_REQUIREMENT_
Rewrite the material below with every "add-location-icon" replaced by "add-pin-icon" and nothing else changed, and omit the pictures.

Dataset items
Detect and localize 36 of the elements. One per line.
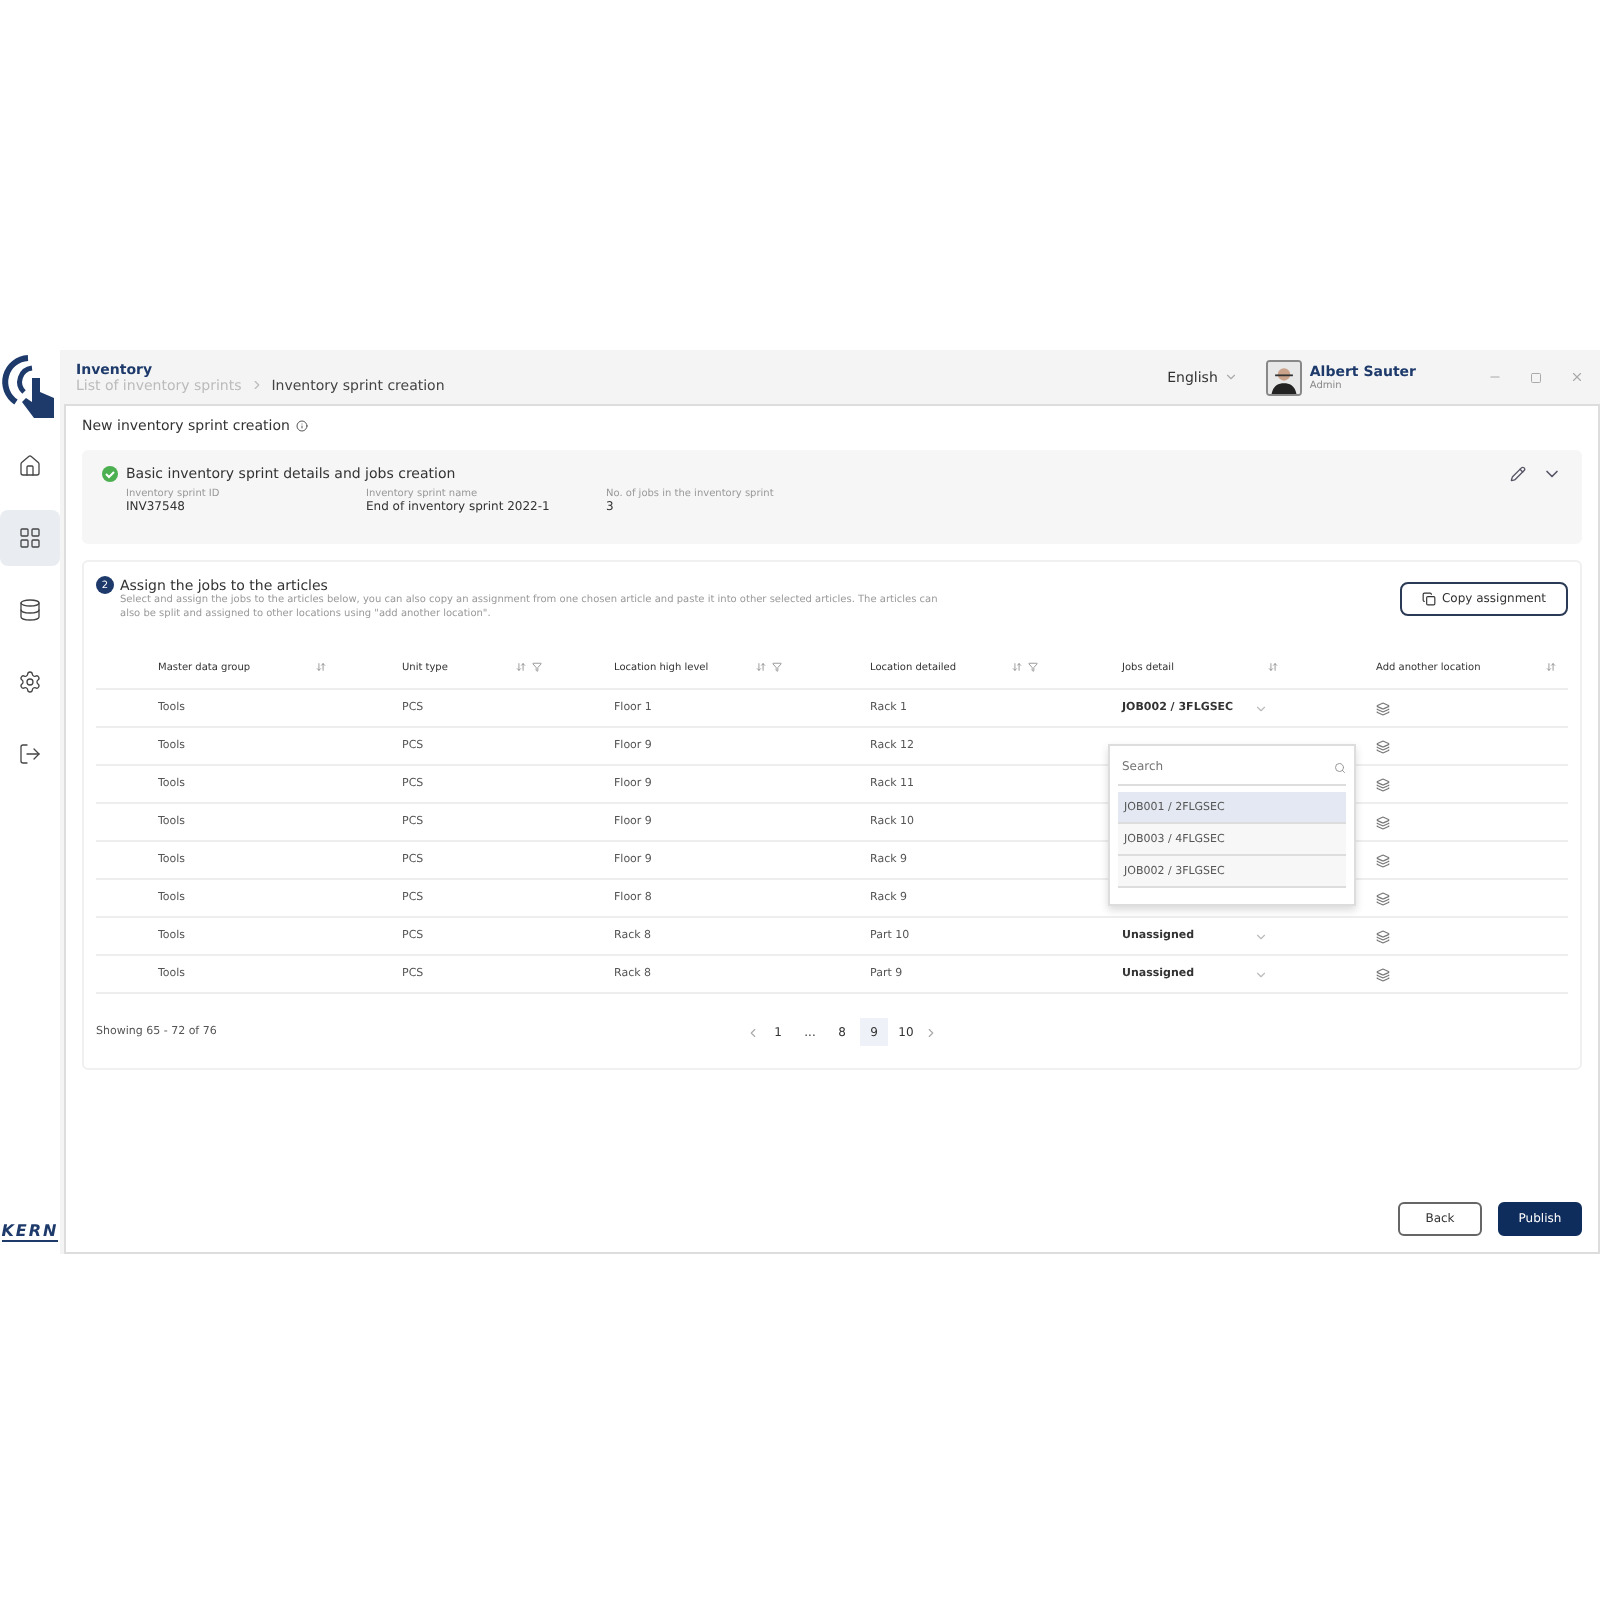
- filter-icon[interactable]: [772, 662, 782, 672]
- home-icon: [18, 454, 42, 478]
- add-location-icon[interactable]: [1376, 967, 1390, 981]
- settings-icon: [18, 670, 42, 694]
- sort-icon[interactable]: [756, 662, 766, 672]
- add-location-icon[interactable]: [1376, 777, 1390, 791]
- add-location-icon[interactable]: [1376, 701, 1390, 715]
- edit-icon[interactable]: [1510, 466, 1526, 482]
- chevron-icon: [1223, 370, 1238, 384]
- add-location-icon[interactable]: [1376, 929, 1390, 943]
- info-icon: [295, 420, 308, 432]
- add-location-icon[interactable]: [1376, 891, 1390, 905]
- grid-icon: [18, 526, 42, 550]
- copy-icon: [1421, 592, 1436, 606]
- add-location-icon[interactable]: [1376, 815, 1390, 829]
- chevron-icon: [249, 378, 264, 392]
- search-icon: [1334, 761, 1346, 773]
- hand-logo-icon: [0, 350, 60, 422]
- sort-icon[interactable]: [1012, 662, 1022, 672]
- exit-icon: [18, 742, 42, 766]
- maximize-icon[interactable]: [1530, 371, 1542, 383]
- filter-icon[interactable]: [1028, 662, 1038, 672]
- add-location-icon[interactable]: [1376, 853, 1390, 867]
- brand-logo: KERN: [1, 1222, 59, 1242]
- sort-icon[interactable]: [1268, 662, 1278, 672]
- nav-button[interactable]: [0, 510, 60, 566]
- sort-icon[interactable]: [1546, 662, 1556, 672]
- close-icon[interactable]: [1570, 370, 1584, 384]
- sort-icon[interactable]: [516, 662, 526, 672]
- add-location-icon[interactable]: [1376, 739, 1390, 753]
- filter-icon[interactable]: [532, 662, 542, 672]
- previous-page-icon[interactable]: [746, 1025, 760, 1039]
- sort-icon[interactable]: [316, 662, 326, 672]
- database-icon: [18, 598, 42, 622]
- minimize-icon[interactable]: [1488, 370, 1502, 384]
- next-page-icon[interactable]: [924, 1025, 938, 1039]
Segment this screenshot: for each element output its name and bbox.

_ANSWER TO THE TASK_
Detect and localize 36 of the elements. One per line.
- filter-icon[interactable]: [772, 662, 782, 672]
- home-icon: [18, 454, 42, 478]
- add-pin-icon[interactable]: [1376, 967, 1390, 981]
- settings-icon: [18, 670, 42, 694]
- sort-icon[interactable]: [756, 662, 766, 672]
- add-pin-icon[interactable]: [1376, 777, 1390, 791]
- add-pin-icon[interactable]: [1376, 701, 1390, 715]
- edit-icon[interactable]: [1510, 466, 1526, 482]
- chevron-icon: [1223, 370, 1238, 384]
- add-pin-icon[interactable]: [1376, 929, 1390, 943]
- info-icon: [295, 420, 308, 432]
- add-pin-icon[interactable]: [1376, 891, 1390, 905]
- grid-icon: [18, 526, 42, 550]
- copy-icon: [1421, 592, 1436, 606]
- add-pin-icon[interactable]: [1376, 815, 1390, 829]
- chevron-icon: [249, 378, 264, 392]
- search-icon: [1334, 761, 1346, 773]
- hand-logo-icon: [0, 350, 60, 422]
- sort-icon[interactable]: [1012, 662, 1022, 672]
- exit-icon: [18, 742, 42, 766]
- maximize-icon[interactable]: [1530, 371, 1542, 383]
- filter-icon[interactable]: [1028, 662, 1038, 672]
- add-pin-icon[interactable]: [1376, 853, 1390, 867]
- brand-logo: KERN: [1, 1222, 59, 1242]
- sort-icon[interactable]: [1268, 662, 1278, 672]
- nav-button[interactable]: [0, 510, 60, 566]
- sort-icon[interactable]: [1546, 662, 1556, 672]
- close-icon[interactable]: [1570, 370, 1584, 384]
- sort-icon[interactable]: [516, 662, 526, 672]
- add-pin-icon[interactable]: [1376, 739, 1390, 753]
- filter-icon[interactable]: [532, 662, 542, 672]
- previous-page-icon[interactable]: [746, 1025, 760, 1039]
- sort-icon[interactable]: [316, 662, 326, 672]
- database-icon: [18, 598, 42, 622]
- minimize-icon[interactable]: [1488, 370, 1502, 384]
- next-page-icon[interactable]: [924, 1025, 938, 1039]
Segment this screenshot: for each element output its name and bbox.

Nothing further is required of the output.